(Figure collection entries)
┄┄┄┄┄┄┄┄┄┄┄┄┄┄┄┄┄┄┄┄

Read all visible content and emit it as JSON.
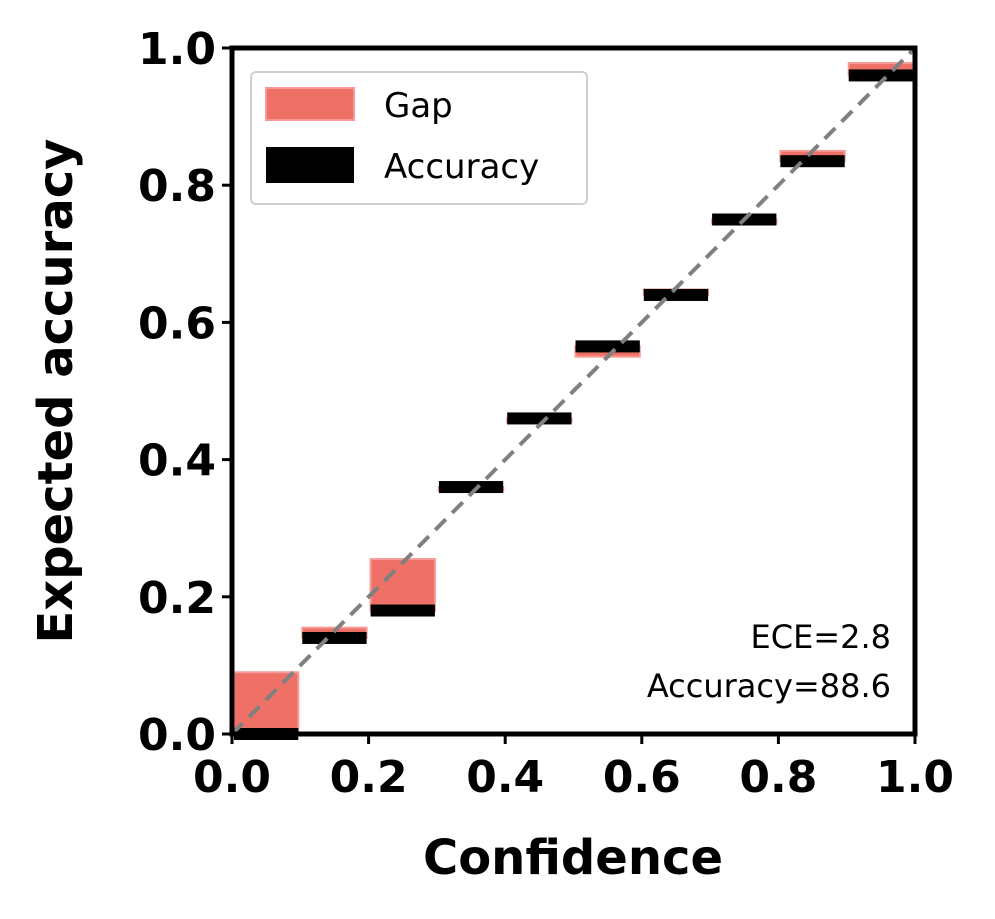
{
  "chart_data": {
    "type": "bar",
    "xlabel": "Confidence",
    "ylabel": "Expected accuracy",
    "xlim": [
      0.0,
      1.0
    ],
    "ylim": [
      0.0,
      1.0
    ],
    "xticks": [
      "0.0",
      "0.2",
      "0.4",
      "0.6",
      "0.8",
      "1.0"
    ],
    "yticks": [
      "0.0",
      "0.2",
      "0.4",
      "0.6",
      "0.8",
      "1.0"
    ],
    "grid": false,
    "legend_position": "top-left",
    "bin_width": 0.1,
    "bins": [
      {
        "x": 0.0,
        "accuracy": 0.0,
        "confidence": 0.09
      },
      {
        "x": 0.1,
        "accuracy": 0.14,
        "confidence": 0.155
      },
      {
        "x": 0.2,
        "accuracy": 0.18,
        "confidence": 0.255
      },
      {
        "x": 0.3,
        "accuracy": 0.36,
        "confidence": 0.355
      },
      {
        "x": 0.4,
        "accuracy": 0.46,
        "confidence": 0.455
      },
      {
        "x": 0.5,
        "accuracy": 0.565,
        "confidence": 0.55
      },
      {
        "x": 0.6,
        "accuracy": 0.64,
        "confidence": 0.648
      },
      {
        "x": 0.7,
        "accuracy": 0.75,
        "confidence": 0.748
      },
      {
        "x": 0.8,
        "accuracy": 0.835,
        "confidence": 0.85
      },
      {
        "x": 0.9,
        "accuracy": 0.96,
        "confidence": 0.978
      }
    ],
    "series": [
      {
        "name": "Gap",
        "color": "#ee7066"
      },
      {
        "name": "Accuracy",
        "color": "#000000"
      }
    ],
    "diagonal_color": "#808080",
    "annotations": [
      "ECE=2.8",
      "Accuracy=88.6"
    ]
  }
}
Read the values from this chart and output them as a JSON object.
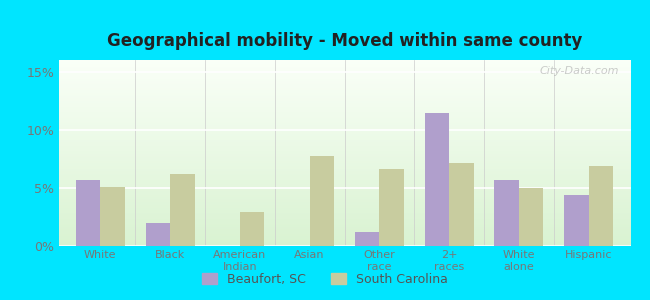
{
  "title": "Geographical mobility - Moved within same county",
  "categories": [
    "White",
    "Black",
    "American\nIndian",
    "Asian",
    "Other\nrace",
    "2+\nraces",
    "White\nalone",
    "Hispanic"
  ],
  "beaufort_values": [
    5.7,
    2.0,
    0.0,
    0.0,
    1.2,
    11.4,
    5.7,
    4.4
  ],
  "sc_values": [
    5.1,
    6.2,
    2.9,
    7.7,
    6.6,
    7.1,
    5.0,
    6.9
  ],
  "beaufort_color": "#b09fcc",
  "sc_color": "#c8cc9f",
  "background_outer": "#00e5ff",
  "ylim": [
    0,
    0.16
  ],
  "yticks": [
    0,
    0.05,
    0.1,
    0.15
  ],
  "ytick_labels": [
    "0%",
    "5%",
    "10%",
    "15%"
  ],
  "bar_width": 0.35,
  "legend_labels": [
    "Beaufort, SC",
    "South Carolina"
  ],
  "watermark": "City-Data.com"
}
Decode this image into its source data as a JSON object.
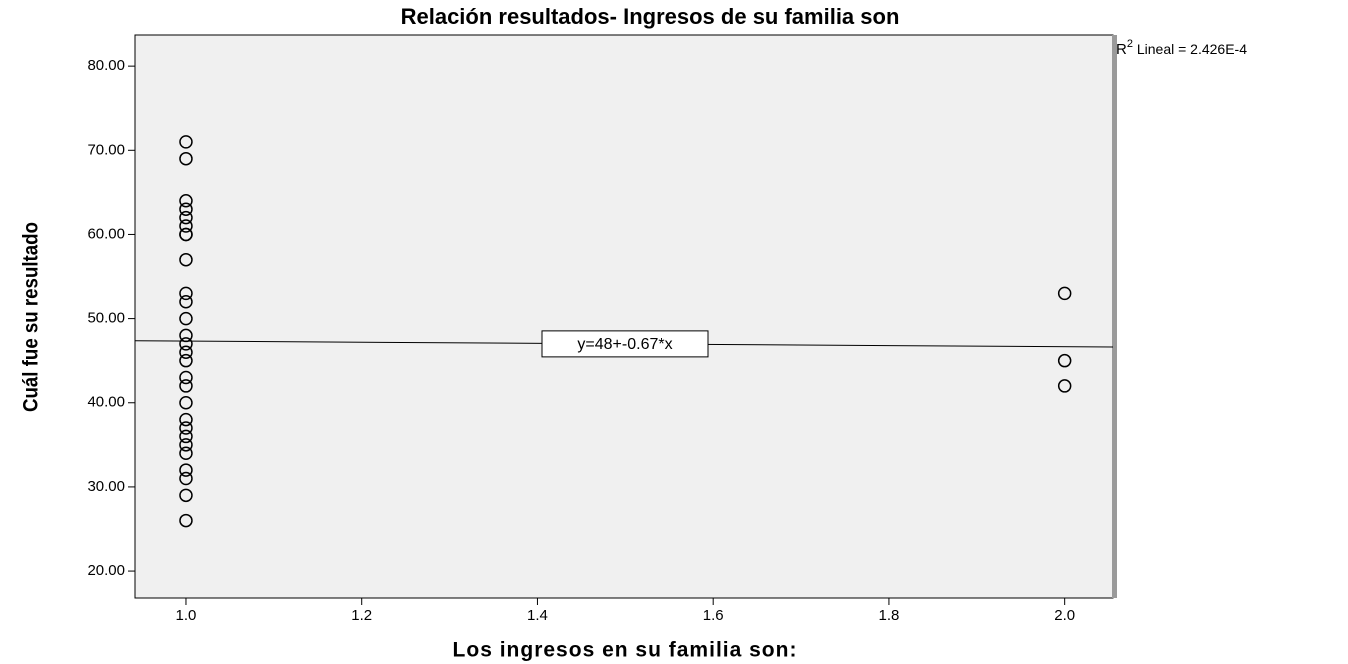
{
  "chart_data": {
    "type": "scatter",
    "title": "Relación resultados- Ingresos de su familia son",
    "xlabel": "Los ingresos en su familia son:",
    "ylabel": "Cuál fue su resultado",
    "x": [
      1,
      1,
      1,
      1,
      1,
      1,
      1,
      1,
      1,
      1,
      1,
      1,
      1,
      1,
      1,
      1,
      1,
      1,
      1,
      1,
      1,
      1,
      1,
      1,
      1,
      1,
      1,
      1,
      2,
      2,
      2
    ],
    "values": [
      71,
      69,
      64,
      63,
      62,
      61,
      60,
      57,
      53,
      52,
      50,
      48,
      47,
      46,
      45,
      43,
      42,
      40,
      38,
      37,
      36,
      35,
      34,
      32,
      31,
      29,
      26,
      60,
      53,
      45,
      42
    ],
    "color": "#000000",
    "fit": {
      "intercept": 48,
      "slope": -0.67,
      "label": "y=48+-0.67*x"
    },
    "r2_annotation": {
      "symbol": "R",
      "sup": "2",
      "text": " Lineal = 2.426E-4"
    },
    "xlim": [
      0.942,
      2.055
    ],
    "ylim": [
      16.8,
      83.7
    ],
    "xticks": [
      {
        "value": 1,
        "label": "1.0"
      },
      1.2,
      1.4,
      1.6,
      1.8,
      {
        "value": 2,
        "label": "2.0"
      }
    ],
    "yticks": [
      {
        "value": 20,
        "label": "20.00"
      },
      {
        "value": 30,
        "label": "30.00"
      },
      {
        "value": 40,
        "label": "40.00"
      },
      {
        "value": 50,
        "label": "50.00"
      },
      {
        "value": 60,
        "label": "60.00"
      },
      {
        "value": 70,
        "label": "70.00"
      },
      {
        "value": 80,
        "label": "80.00"
      }
    ],
    "grid": false
  }
}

┄┄┄┄┄┄┄┄┄┄┄┄┄┄┄┄┄┄┄┄

## GIVEN TASK
Write out all the entries exactly, except for the pictures.

## RESPONSE TO THE TASK
Read all visible content and emit it as JSON.
{
  "chart_data": {
    "type": "bar",
    "xlabel": "Confidence",
    "ylabel": "Expected accuracy",
    "xlim": [
      0.0,
      1.0
    ],
    "ylim": [
      0.0,
      1.0
    ],
    "xticks": [
      "0.0",
      "0.2",
      "0.4",
      "0.6",
      "0.8",
      "1.0"
    ],
    "yticks": [
      "0.0",
      "0.2",
      "0.4",
      "0.6",
      "0.8",
      "1.0"
    ],
    "grid": false,
    "legend_position": "top-left",
    "bin_width": 0.1,
    "bins": [
      {
        "x": 0.0,
        "accuracy": 0.0,
        "confidence": 0.09
      },
      {
        "x": 0.1,
        "accuracy": 0.14,
        "confidence": 0.155
      },
      {
        "x": 0.2,
        "accuracy": 0.18,
        "confidence": 0.255
      },
      {
        "x": 0.3,
        "accuracy": 0.36,
        "confidence": 0.355
      },
      {
        "x": 0.4,
        "accuracy": 0.46,
        "confidence": 0.455
      },
      {
        "x": 0.5,
        "accuracy": 0.565,
        "confidence": 0.55
      },
      {
        "x": 0.6,
        "accuracy": 0.64,
        "confidence": 0.648
      },
      {
        "x": 0.7,
        "accuracy": 0.75,
        "confidence": 0.748
      },
      {
        "x": 0.8,
        "accuracy": 0.835,
        "confidence": 0.85
      },
      {
        "x": 0.9,
        "accuracy": 0.96,
        "confidence": 0.978
      }
    ],
    "series": [
      {
        "name": "Gap",
        "color": "#ee7066"
      },
      {
        "name": "Accuracy",
        "color": "#000000"
      }
    ],
    "diagonal_color": "#808080",
    "annotations": [
      "ECE=2.8",
      "Accuracy=88.6"
    ]
  }
}
Read the values from this chart and output them as a JSON object.
{
  "title": "Geographical mobility - Moved within same county",
  "categories": [
    "White",
    "Black",
    "American\nIndian",
    "Asian",
    "Other\nrace",
    "2+\nraces",
    "White\nalone",
    "Hispanic"
  ],
  "beaufort_values": [
    5.7,
    2.0,
    0.0,
    0.0,
    1.2,
    11.4,
    5.7,
    4.4
  ],
  "sc_values": [
    5.1,
    6.2,
    2.9,
    7.7,
    6.6,
    7.1,
    5.0,
    6.9
  ],
  "beaufort_color": "#b09fcc",
  "sc_color": "#c8cc9f",
  "background_outer": "#00e5ff",
  "ylim": [
    0,
    0.16
  ],
  "yticks": [
    0,
    0.05,
    0.1,
    0.15
  ],
  "ytick_labels": [
    "0%",
    "5%",
    "10%",
    "15%"
  ],
  "bar_width": 0.35,
  "legend_labels": [
    "Beaufort, SC",
    "South Carolina"
  ],
  "watermark": "City-Data.com"
}
Decode this image into its source data as a JSON object.
{
  "chart_data": {
    "type": "scatter",
    "title": "Relación resultados- Ingresos de su familia son",
    "xlabel": "Los ingresos en su familia son:",
    "ylabel": "Cuál fue su resultado",
    "x": [
      1,
      1,
      1,
      1,
      1,
      1,
      1,
      1,
      1,
      1,
      1,
      1,
      1,
      1,
      1,
      1,
      1,
      1,
      1,
      1,
      1,
      1,
      1,
      1,
      1,
      1,
      1,
      1,
      2,
      2,
      2
    ],
    "values": [
      71,
      69,
      64,
      63,
      62,
      61,
      60,
      57,
      53,
      52,
      50,
      48,
      47,
      46,
      45,
      43,
      42,
      40,
      38,
      37,
      36,
      35,
      34,
      32,
      31,
      29,
      26,
      60,
      53,
      45,
      42
    ],
    "color": "#000000",
    "fit": {
      "intercept": 48,
      "slope": -0.67,
      "label": "y=48+-0.67*x"
    },
    "r2_annotation": {
      "symbol": "R",
      "sup": "2",
      "text": " Lineal = 2.426E-4"
    },
    "xlim": [
      0.942,
      2.055
    ],
    "ylim": [
      16.8,
      83.7
    ],
    "xticks": [
      {
        "value": 1,
        "label": "1.0"
      },
      1.2,
      1.4,
      1.6,
      1.8,
      {
        "value": 2,
        "label": "2.0"
      }
    ],
    "yticks": [
      {
        "value": 20,
        "label": "20.00"
      },
      {
        "value": 30,
        "label": "30.00"
      },
      {
        "value": 40,
        "label": "40.00"
      },
      {
        "value": 50,
        "label": "50.00"
      },
      {
        "value": 60,
        "label": "60.00"
      },
      {
        "value": 70,
        "label": "70.00"
      },
      {
        "value": 80,
        "label": "80.00"
      }
    ],
    "grid": false
  }
}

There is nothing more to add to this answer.